* Excerpt provided:
● ● ● ● ● ● ●

On Nov. 15 and 16, Northern Kentucky University students will be selecting who will serve in the Student Government Association – or at least they should be.
Unfortunately, on a campus of more than 14,000, only 14 names will appear on a ballot designed for 15.
Fourteen students out of more than 14,000. That’s not even a percentage point. Fourteen people will not fill the already-understaffed senate, whose Web site currently shows only 24 senators in a 30-seat legislature.
Only one person applied for the two open justice seats.
Still, this appalling apathy is not an anomaly. It’s not even unusual.
The senate has been incomplete for almost a year and a half. SGA began last semester lacking 12 senators, two executive board members and a justice. This semester, the Senate still falls short by six.
NKU’s voter turnout rate gives even more disheartening news. A year ago, only 332 votes were cast during the November elections. While this figure doubled to more than 750 students in the presidential spring elections, it still comprises only six percent of the student body.

● ● ● ● ● ● ●

* Records:
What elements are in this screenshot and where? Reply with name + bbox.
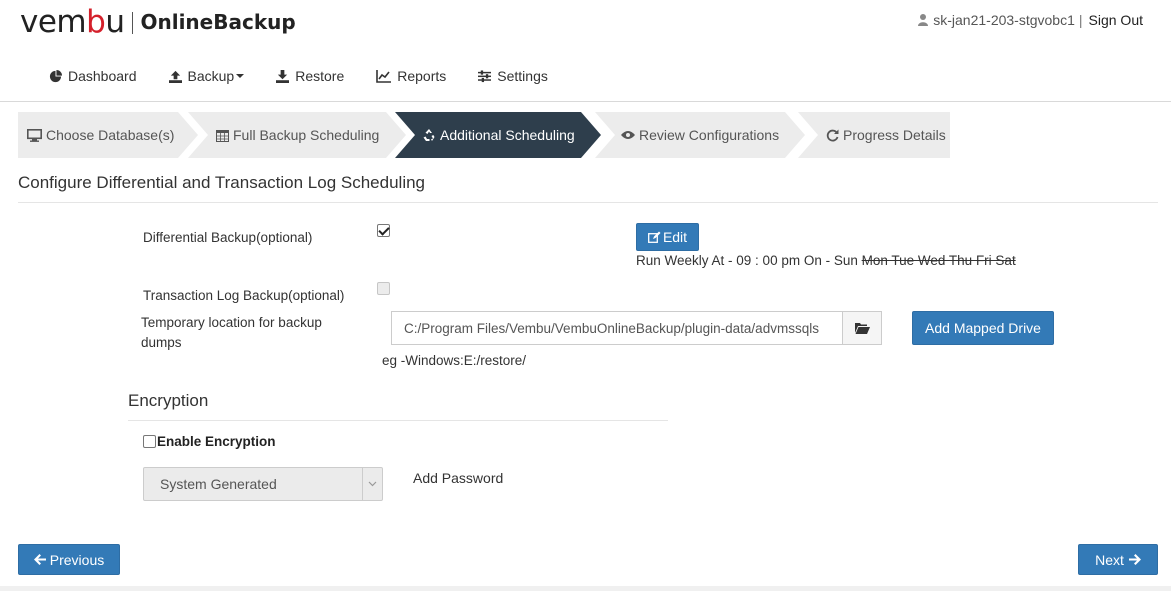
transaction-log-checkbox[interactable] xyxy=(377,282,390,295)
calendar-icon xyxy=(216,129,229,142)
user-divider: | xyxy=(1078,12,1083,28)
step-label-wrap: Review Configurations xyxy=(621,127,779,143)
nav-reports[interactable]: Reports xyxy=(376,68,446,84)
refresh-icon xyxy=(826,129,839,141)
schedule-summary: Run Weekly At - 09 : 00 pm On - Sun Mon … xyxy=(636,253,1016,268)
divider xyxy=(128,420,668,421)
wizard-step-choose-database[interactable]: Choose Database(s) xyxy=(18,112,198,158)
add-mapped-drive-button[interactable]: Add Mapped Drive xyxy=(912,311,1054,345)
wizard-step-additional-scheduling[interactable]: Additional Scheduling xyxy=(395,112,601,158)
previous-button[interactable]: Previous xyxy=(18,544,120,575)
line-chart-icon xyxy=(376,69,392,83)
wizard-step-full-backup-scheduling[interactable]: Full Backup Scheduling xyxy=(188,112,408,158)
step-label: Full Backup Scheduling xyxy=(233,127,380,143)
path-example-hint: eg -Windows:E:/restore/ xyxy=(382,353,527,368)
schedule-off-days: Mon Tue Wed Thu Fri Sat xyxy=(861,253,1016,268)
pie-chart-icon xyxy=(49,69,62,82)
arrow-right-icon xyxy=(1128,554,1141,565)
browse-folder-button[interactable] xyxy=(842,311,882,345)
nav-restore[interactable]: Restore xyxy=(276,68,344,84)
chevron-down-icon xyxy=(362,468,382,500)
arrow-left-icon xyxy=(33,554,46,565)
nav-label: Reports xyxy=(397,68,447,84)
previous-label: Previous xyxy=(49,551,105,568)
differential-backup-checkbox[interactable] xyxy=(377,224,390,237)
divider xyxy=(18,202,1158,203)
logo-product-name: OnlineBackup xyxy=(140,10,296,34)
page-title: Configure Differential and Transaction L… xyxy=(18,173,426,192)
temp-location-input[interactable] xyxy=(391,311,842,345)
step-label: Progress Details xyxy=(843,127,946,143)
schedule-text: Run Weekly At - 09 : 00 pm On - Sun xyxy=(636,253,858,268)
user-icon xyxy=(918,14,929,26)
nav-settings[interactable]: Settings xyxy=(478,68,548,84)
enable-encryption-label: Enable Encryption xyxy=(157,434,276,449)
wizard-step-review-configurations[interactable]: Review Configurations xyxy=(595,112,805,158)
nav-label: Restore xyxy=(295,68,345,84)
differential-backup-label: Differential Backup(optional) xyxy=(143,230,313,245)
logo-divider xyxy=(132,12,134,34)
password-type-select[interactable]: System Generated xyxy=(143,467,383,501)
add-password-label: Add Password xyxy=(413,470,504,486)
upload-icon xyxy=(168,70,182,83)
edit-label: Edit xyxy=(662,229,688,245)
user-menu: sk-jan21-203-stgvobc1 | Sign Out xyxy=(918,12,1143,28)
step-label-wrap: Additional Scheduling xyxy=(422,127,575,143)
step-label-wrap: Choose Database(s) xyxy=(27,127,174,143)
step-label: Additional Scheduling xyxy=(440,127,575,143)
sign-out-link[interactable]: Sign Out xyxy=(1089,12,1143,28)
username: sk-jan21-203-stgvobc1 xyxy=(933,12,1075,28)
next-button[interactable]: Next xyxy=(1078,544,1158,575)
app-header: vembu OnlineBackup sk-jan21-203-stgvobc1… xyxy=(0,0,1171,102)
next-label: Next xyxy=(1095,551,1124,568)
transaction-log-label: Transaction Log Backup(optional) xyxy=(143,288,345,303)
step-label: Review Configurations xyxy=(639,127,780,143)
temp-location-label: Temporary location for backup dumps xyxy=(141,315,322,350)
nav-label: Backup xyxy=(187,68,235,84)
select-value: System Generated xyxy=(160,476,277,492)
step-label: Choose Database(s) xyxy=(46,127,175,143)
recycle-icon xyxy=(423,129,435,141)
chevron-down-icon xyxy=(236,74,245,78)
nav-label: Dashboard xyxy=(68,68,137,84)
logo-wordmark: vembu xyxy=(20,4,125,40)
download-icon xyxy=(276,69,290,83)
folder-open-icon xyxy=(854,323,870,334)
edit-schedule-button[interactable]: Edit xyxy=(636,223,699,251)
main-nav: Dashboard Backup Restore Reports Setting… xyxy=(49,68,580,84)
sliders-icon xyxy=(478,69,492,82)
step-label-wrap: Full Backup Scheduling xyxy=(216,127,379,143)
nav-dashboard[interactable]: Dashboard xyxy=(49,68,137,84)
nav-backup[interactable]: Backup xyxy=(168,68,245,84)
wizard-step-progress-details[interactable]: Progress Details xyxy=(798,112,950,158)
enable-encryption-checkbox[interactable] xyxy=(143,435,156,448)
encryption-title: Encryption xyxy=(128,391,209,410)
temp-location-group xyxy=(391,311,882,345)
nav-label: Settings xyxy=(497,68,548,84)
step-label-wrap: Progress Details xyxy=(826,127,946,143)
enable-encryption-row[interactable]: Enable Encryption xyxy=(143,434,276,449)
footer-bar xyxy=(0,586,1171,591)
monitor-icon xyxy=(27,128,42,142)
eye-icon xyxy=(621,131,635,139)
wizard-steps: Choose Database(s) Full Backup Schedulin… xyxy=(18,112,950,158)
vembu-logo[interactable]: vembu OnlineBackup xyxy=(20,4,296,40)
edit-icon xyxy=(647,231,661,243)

● ● ● ● ● ● ●

* Your tasks:
1. Retype the part of the editorial on Northern Kentucky University's student elections that opens with the words containing "On Nov. 15 and" and closes with "open justice seats.".
2. Extend the editorial on student government elections at Northern Kentucky University, picking up right after its final sentence.

* Outputs for the tasks:
1.
On Nov. 15 and 16, Northern Kentucky University students will be selecting who will serve in the Student Government Association – or at least they should be.
Unfortunately, on a campus of more than 14,000, only 14 names will appear on a ballot designed for 15.
Fourteen students out of more than 14,000. That’s not even a percentage point. Fourteen people will not fill the already-understaffed senate, whose Web site currently shows only 24 senators in a 30-seat legislature.
Only one person applied for the two open justice seats.

2.
This indifference hasn’t escaped SGA members’ attention. Most students, as Sen. Michael Tobergta wrote in a letter letter to the editor in The Northerner in 2005, “say SGA is a joke.”
Former SGA Presidential Candidate and current Senator Paul Myers wrote in his letter to the editor in The Northerner in 2005 that, concerning SGA, “Many students do not even know that such a body exists.”
Why should we students bother to know? Why should we care about SGA?
Well, there was the former president’s controversial vote in favor of the plus-minus grading system in spring 2006.
Then there’s the compromise over the divisive smoking policy SGA crafted this semester.
SGA also walked at the end of September with NKU’s administrators, spotlighting areas that pose a danger to students.
And there’s the allocation of an additional $100,000 to student activities last week.
SGA’s committees exist to serve students. If, or rather when, students have complaints about parking, SGA’s University Improvements committee handles them.
Construction blocks off large parts of the free speech zone. A university professor ripped apart a pro-life display last semester. A gay NKU student reported his dorm door being vandalized this semester. These clearly prove that the Student Rights Committee needs to be there to fight for students.
SGA acts as our liaison to the administration. How can SGA President Josh Ruth ask University President James Votruba on the behalf of students for more funding and fewer fines, when less than two percent of the student body voted for him?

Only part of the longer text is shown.